* _Aim of the exercise_
Copy every line of these records exactly, keeping each one unchanged.

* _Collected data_

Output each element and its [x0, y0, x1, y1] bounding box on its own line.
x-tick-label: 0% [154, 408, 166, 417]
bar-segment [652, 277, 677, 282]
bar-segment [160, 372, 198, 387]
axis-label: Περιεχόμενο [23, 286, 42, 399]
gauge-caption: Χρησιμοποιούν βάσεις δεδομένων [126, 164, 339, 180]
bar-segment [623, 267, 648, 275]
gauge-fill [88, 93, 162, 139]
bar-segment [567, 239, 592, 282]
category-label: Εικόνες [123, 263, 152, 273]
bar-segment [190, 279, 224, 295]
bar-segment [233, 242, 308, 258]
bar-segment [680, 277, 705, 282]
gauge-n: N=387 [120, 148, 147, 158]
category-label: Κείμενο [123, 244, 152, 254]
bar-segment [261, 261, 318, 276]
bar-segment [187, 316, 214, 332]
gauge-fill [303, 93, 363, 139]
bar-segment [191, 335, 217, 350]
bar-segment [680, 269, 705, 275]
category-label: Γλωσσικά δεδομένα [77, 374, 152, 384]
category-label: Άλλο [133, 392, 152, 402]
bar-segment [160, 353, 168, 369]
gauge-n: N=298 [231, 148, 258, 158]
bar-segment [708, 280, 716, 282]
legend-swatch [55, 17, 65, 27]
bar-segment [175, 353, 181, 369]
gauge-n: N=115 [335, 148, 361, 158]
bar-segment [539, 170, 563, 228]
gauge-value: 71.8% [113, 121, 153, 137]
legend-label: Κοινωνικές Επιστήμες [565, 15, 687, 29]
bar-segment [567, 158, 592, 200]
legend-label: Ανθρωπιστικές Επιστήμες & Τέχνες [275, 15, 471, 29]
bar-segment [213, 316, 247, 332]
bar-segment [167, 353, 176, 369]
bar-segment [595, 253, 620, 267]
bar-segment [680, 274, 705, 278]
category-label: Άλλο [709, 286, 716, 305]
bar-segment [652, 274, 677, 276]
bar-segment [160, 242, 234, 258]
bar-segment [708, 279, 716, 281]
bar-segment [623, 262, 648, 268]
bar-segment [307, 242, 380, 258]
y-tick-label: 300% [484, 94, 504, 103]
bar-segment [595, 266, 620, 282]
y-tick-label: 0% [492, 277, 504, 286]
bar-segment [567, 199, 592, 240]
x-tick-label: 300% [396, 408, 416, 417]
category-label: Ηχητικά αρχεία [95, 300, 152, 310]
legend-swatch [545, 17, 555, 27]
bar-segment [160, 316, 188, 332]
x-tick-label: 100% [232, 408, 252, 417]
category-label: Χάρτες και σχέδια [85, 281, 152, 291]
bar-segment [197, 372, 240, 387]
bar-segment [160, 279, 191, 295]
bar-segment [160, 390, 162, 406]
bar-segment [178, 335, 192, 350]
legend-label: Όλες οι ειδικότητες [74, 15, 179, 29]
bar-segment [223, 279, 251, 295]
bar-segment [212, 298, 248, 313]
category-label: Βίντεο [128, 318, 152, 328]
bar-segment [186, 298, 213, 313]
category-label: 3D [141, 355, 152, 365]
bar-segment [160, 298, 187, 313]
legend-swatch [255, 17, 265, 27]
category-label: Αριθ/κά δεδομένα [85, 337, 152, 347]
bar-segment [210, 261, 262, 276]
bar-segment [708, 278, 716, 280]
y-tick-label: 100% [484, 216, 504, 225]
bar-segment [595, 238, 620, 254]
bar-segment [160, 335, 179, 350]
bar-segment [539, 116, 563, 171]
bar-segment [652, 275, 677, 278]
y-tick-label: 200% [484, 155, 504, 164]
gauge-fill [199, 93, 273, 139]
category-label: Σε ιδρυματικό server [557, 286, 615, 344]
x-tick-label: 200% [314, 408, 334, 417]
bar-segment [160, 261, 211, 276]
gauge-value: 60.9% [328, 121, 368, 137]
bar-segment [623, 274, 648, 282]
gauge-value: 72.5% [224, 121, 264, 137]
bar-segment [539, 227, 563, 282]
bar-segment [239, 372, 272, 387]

* _Written answer_
Output each element and its [x0, y0, x1, y1] bounding box on its own line.
x-tick-label: 0% [154, 408, 166, 417]
bar-segment [652, 277, 677, 282]
bar-segment [160, 372, 198, 387]
axis-label: Περιεχόμενο [23, 286, 42, 399]
gauge-caption: Χρησιμοποιούν βάσεις δεδομένων [126, 164, 339, 180]
bar-segment [623, 267, 648, 275]
gauge-fill [88, 93, 162, 139]
bar-segment [567, 239, 592, 282]
category-label: Εικόνες [123, 263, 152, 273]
bar-segment [190, 279, 224, 295]
bar-segment [233, 242, 308, 258]
bar-segment [680, 277, 705, 282]
gauge-n: N=387 [120, 148, 147, 158]
category-label: Κείμενο [123, 244, 152, 254]
bar-segment [261, 261, 318, 276]
bar-segment [187, 316, 214, 332]
gauge-fill [303, 93, 363, 139]
bar-segment [191, 335, 217, 350]
bar-segment [680, 269, 705, 275]
category-label: Γλωσσικά δεδομένα [77, 374, 152, 384]
category-label: Άλλο [133, 392, 152, 402]
bar-segment [160, 353, 168, 369]
gauge-n: N=298 [231, 148, 258, 158]
bar-segment [708, 280, 716, 282]
legend-swatch [55, 17, 65, 27]
bar-segment [175, 353, 181, 369]
gauge-n: N=115 [335, 148, 361, 158]
bar-segment [539, 170, 563, 228]
gauge-value: 71.8% [113, 121, 153, 137]
legend-label: Κοινωνικές Επιστήμες [565, 15, 687, 29]
bar-segment [567, 158, 592, 200]
legend-label: Ανθρωπιστικές Επιστήμες & Τέχνες [275, 15, 471, 29]
bar-segment [213, 316, 247, 332]
bar-segment [167, 353, 176, 369]
bar-segment [595, 253, 620, 267]
bar-segment [680, 274, 705, 278]
category-label: Άλλο [709, 286, 716, 305]
bar-segment [652, 274, 677, 276]
bar-segment [160, 242, 234, 258]
bar-segment [708, 279, 716, 281]
bar-segment [623, 262, 648, 268]
bar-segment [307, 242, 380, 258]
y-tick-label: 300% [484, 94, 504, 103]
bar-segment [595, 266, 620, 282]
y-tick-label: 0% [492, 277, 504, 286]
bar-segment [567, 199, 592, 240]
x-tick-label: 300% [396, 408, 416, 417]
category-label: Ηχητικά αρχεία [95, 300, 152, 310]
legend-swatch [545, 17, 555, 27]
bar-segment [160, 316, 188, 332]
x-tick-label: 100% [232, 408, 252, 417]
category-label: Χάρτες και σχέδια [85, 281, 152, 291]
bar-segment [197, 372, 240, 387]
bar-segment [160, 279, 191, 295]
bar-segment [160, 390, 162, 406]
bar-segment [178, 335, 192, 350]
legend-label: Όλες οι ειδικότητες [74, 15, 179, 29]
bar-segment [223, 279, 251, 295]
bar-segment [212, 298, 248, 313]
category-label: Βίντεο [128, 318, 152, 328]
bar-segment [186, 298, 213, 313]
category-label: 3D [141, 355, 152, 365]
bar-segment [160, 298, 187, 313]
legend-swatch [255, 17, 265, 27]
category-label: Αριθ/κά δεδομένα [85, 337, 152, 347]
bar-segment [210, 261, 262, 276]
bar-segment [708, 278, 716, 280]
y-tick-label: 100% [484, 216, 504, 225]
bar-segment [595, 238, 620, 254]
bar-segment [160, 335, 179, 350]
bar-segment [539, 116, 563, 171]
bar-segment [652, 275, 677, 278]
y-tick-label: 200% [484, 155, 504, 164]
gauge-fill [199, 93, 273, 139]
category-label: Σε ιδρυματικό server [557, 286, 615, 344]
x-tick-label: 200% [314, 408, 334, 417]
bar-segment [160, 261, 211, 276]
gauge-value: 60.9% [328, 121, 368, 137]
bar-segment [623, 274, 648, 282]
gauge-value: 72.5% [224, 121, 264, 137]
bar-segment [539, 227, 563, 282]
bar-segment [239, 372, 272, 387]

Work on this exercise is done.